**Do this**:
Give every entry again, word for word.

**Excerpted data**:

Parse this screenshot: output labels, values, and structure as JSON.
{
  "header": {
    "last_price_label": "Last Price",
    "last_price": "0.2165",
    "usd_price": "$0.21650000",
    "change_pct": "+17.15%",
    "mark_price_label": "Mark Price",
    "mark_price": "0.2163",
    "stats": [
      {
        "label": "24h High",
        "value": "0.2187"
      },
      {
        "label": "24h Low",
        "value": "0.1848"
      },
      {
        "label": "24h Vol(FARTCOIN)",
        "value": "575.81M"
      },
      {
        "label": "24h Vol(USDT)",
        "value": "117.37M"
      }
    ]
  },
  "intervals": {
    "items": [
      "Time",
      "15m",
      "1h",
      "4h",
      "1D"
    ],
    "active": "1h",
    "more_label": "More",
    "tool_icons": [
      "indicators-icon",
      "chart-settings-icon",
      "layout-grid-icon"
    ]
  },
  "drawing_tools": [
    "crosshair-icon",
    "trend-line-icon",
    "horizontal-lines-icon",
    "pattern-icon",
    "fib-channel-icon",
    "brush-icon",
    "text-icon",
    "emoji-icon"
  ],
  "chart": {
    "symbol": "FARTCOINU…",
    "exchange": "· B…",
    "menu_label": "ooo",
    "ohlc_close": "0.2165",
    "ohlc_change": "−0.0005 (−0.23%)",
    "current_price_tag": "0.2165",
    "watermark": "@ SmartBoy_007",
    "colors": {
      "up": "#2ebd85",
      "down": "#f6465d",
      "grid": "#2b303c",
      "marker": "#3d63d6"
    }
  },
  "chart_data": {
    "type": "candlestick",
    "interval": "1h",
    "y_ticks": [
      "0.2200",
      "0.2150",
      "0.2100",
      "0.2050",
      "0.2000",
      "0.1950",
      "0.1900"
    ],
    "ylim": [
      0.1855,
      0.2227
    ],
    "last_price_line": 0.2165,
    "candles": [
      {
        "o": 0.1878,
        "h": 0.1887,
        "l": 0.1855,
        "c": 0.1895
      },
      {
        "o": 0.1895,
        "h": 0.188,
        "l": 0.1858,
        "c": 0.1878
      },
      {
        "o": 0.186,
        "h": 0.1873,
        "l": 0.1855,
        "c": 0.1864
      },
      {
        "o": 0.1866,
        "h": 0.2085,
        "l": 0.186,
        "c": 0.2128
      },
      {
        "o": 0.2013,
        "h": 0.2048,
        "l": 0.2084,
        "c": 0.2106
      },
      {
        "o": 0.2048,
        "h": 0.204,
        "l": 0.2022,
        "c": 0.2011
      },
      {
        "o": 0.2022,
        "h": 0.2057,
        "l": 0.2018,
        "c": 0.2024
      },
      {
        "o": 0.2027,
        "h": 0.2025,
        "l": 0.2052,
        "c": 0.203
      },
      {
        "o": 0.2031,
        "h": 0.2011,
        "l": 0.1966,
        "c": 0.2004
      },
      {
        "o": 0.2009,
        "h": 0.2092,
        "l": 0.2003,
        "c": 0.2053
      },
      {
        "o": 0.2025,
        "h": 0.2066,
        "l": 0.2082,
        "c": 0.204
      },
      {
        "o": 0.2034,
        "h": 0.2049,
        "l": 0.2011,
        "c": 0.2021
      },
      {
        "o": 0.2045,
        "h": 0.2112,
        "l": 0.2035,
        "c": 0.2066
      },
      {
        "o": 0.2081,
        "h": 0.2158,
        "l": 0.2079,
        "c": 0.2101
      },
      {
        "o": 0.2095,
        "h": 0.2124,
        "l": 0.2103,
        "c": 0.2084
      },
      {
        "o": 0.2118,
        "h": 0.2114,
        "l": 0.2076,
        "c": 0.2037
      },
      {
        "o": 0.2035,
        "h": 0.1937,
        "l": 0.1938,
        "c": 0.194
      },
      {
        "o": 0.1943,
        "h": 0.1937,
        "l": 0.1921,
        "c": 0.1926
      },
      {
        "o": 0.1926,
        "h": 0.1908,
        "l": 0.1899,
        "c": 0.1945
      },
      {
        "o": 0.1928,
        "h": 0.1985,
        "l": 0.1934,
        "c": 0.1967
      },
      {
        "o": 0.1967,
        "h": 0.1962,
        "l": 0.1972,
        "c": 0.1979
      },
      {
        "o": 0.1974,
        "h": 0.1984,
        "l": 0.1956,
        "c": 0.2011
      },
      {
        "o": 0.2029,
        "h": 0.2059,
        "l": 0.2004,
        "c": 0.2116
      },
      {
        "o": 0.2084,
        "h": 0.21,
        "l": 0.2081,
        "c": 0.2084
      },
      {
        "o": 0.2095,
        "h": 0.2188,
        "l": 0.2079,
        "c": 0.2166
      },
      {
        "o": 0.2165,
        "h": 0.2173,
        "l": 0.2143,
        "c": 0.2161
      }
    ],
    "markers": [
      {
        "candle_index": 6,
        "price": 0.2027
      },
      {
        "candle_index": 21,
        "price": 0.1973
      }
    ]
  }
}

**Response**:
Parse this screenshot: output labels, values, and structure as JSON.
{
  "header": {
    "last_price_label": "Last Price",
    "last_price": "0.2165",
    "usd_price": "$0.21650000",
    "change_pct": "+17.15%",
    "mark_price_label": "Mark Price",
    "mark_price": "0.2163",
    "stats": [
      {
        "label": "24h High",
        "value": "0.2187"
      },
      {
        "label": "24h Low",
        "value": "0.1848"
      },
      {
        "label": "24h Vol(FARTCOIN)",
        "value": "575.81M"
      },
      {
        "label": "24h Vol(USDT)",
        "value": "117.37M"
      }
    ]
  },
  "intervals": {
    "items": [
      "Time",
      "15m",
      "1h",
      "4h",
      "1D"
    ],
    "active": "1h",
    "more_label": "More",
    "tool_icons": [
      "indicators-icon",
      "chart-settings-icon",
      "layout-grid-icon"
    ]
  },
  "drawing_tools": [
    "crosshair-icon",
    "trend-line-icon",
    "horizontal-lines-icon",
    "pattern-icon",
    "fib-channel-icon",
    "brush-icon",
    "text-icon",
    "emoji-icon"
  ],
  "chart": {
    "symbol": "FARTCOINU…",
    "exchange": "· B…",
    "menu_label": "ooo",
    "ohlc_close": "0.2165",
    "ohlc_change": "−0.0005 (−0.23%)",
    "current_price_tag": "0.2165",
    "watermark": "@ SmartBoy_007",
    "colors": {
      "up": "#2ebd85",
      "down": "#f6465d",
      "grid": "#2b303c",
      "marker": "#3d63d6"
    }
  },
  "chart_data": {
    "type": "candlestick",
    "interval": "1h",
    "y_ticks": [
      "0.2200",
      "0.2150",
      "0.2100",
      "0.2050",
      "0.2000",
      "0.1950",
      "0.1900"
    ],
    "ylim": [
      0.1855,
      0.2227
    ],
    "last_price_line": 0.2165,
    "candles": [
      {
        "o": 0.1878,
        "h": 0.1887,
        "l": 0.1855,
        "c": 0.1895
      },
      {
        "o": 0.1895,
        "h": 0.188,
        "l": 0.1858,
        "c": 0.1878
      },
      {
        "o": 0.186,
        "h": 0.1873,
        "l": 0.1855,
        "c": 0.1864
      },
      {
        "o": 0.1866,
        "h": 0.2085,
        "l": 0.186,
        "c": 0.2128
      },
      {
        "o": 0.2013,
        "h": 0.2048,
        "l": 0.2084,
        "c": 0.2106
      },
      {
        "o": 0.2048,
        "h": 0.204,
        "l": 0.2022,
        "c": 0.2011
      },
      {
        "o": 0.2022,
        "h": 0.2057,
        "l": 0.2018,
        "c": 0.2024
      },
      {
        "o": 0.2027,
        "h": 0.2025,
        "l": 0.2052,
        "c": 0.203
      },
      {
        "o": 0.2031,
        "h": 0.2011,
        "l": 0.1966,
        "c": 0.2004
      },
      {
        "o": 0.2009,
        "h": 0.2092,
        "l": 0.2003,
        "c": 0.2053
      },
      {
        "o": 0.2025,
        "h": 0.2066,
        "l": 0.2082,
        "c": 0.204
      },
      {
        "o": 0.2034,
        "h": 0.2049,
        "l": 0.2011,
        "c": 0.2021
      },
      {
        "o": 0.2045,
        "h": 0.2112,
        "l": 0.2035,
        "c": 0.2066
      },
      {
        "o": 0.2081,
        "h": 0.2158,
        "l": 0.2079,
        "c": 0.2101
      },
      {
        "o": 0.2095,
        "h": 0.2124,
        "l": 0.2103,
        "c": 0.2084
      },
      {
        "o": 0.2118,
        "h": 0.2114,
        "l": 0.2076,
        "c": 0.2037
      },
      {
        "o": 0.2035,
        "h": 0.1937,
        "l": 0.1938,
        "c": 0.194
      },
      {
        "o": 0.1943,
        "h": 0.1937,
        "l": 0.1921,
        "c": 0.1926
      },
      {
        "o": 0.1926,
        "h": 0.1908,
        "l": 0.1899,
        "c": 0.1945
      },
      {
        "o": 0.1928,
        "h": 0.1985,
        "l": 0.1934,
        "c": 0.1967
      },
      {
        "o": 0.1967,
        "h": 0.1962,
        "l": 0.1972,
        "c": 0.1979
      },
      {
        "o": 0.1974,
        "h": 0.1984,
        "l": 0.1956,
        "c": 0.2011
      },
      {
        "o": 0.2029,
        "h": 0.2059,
        "l": 0.2004,
        "c": 0.2116
      },
      {
        "o": 0.2084,
        "h": 0.21,
        "l": 0.2081,
        "c": 0.2084
      },
      {
        "o": 0.2095,
        "h": 0.2188,
        "l": 0.2079,
        "c": 0.2166
      },
      {
        "o": 0.2165,
        "h": 0.2173,
        "l": 0.2143,
        "c": 0.2161
      }
    ],
    "markers": [
      {
        "candle_index": 6,
        "price": 0.2027
      },
      {
        "candle_index": 21,
        "price": 0.1973
      }
    ]
  }
}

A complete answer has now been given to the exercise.